RECORDED INFORMATION:
>>>>>

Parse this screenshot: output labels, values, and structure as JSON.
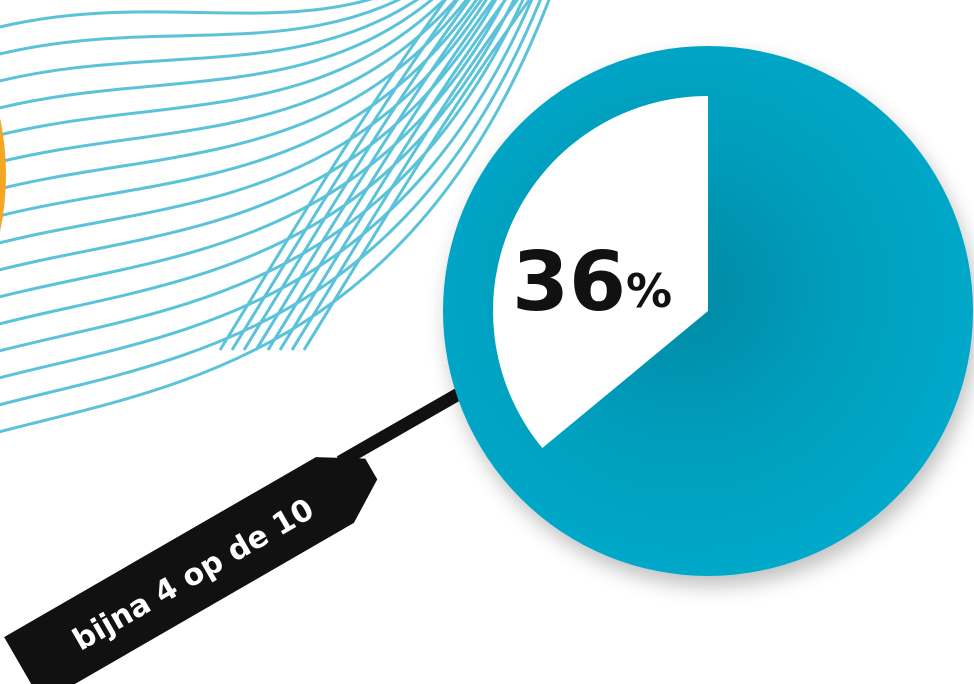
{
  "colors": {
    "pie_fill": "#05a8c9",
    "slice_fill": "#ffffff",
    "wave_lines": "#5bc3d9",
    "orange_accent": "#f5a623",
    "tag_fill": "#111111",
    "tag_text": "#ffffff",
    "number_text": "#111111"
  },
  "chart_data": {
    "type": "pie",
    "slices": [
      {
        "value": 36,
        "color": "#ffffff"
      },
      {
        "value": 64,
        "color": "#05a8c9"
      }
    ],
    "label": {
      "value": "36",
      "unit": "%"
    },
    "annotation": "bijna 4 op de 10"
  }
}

<<<<<

DESCRIPTION OF THE TASK: Output the records above exactly; leave out the pictures.

RESULT FOR THIS EXERCISE:
Parse this screenshot: output labels, values, and structure as JSON.
{
  "colors": {
    "pie_fill": "#05a8c9",
    "slice_fill": "#ffffff",
    "wave_lines": "#5bc3d9",
    "orange_accent": "#f5a623",
    "tag_fill": "#111111",
    "tag_text": "#ffffff",
    "number_text": "#111111"
  },
  "chart_data": {
    "type": "pie",
    "slices": [
      {
        "value": 36,
        "color": "#ffffff"
      },
      {
        "value": 64,
        "color": "#05a8c9"
      }
    ],
    "label": {
      "value": "36",
      "unit": "%"
    },
    "annotation": "bijna 4 op de 10"
  }
}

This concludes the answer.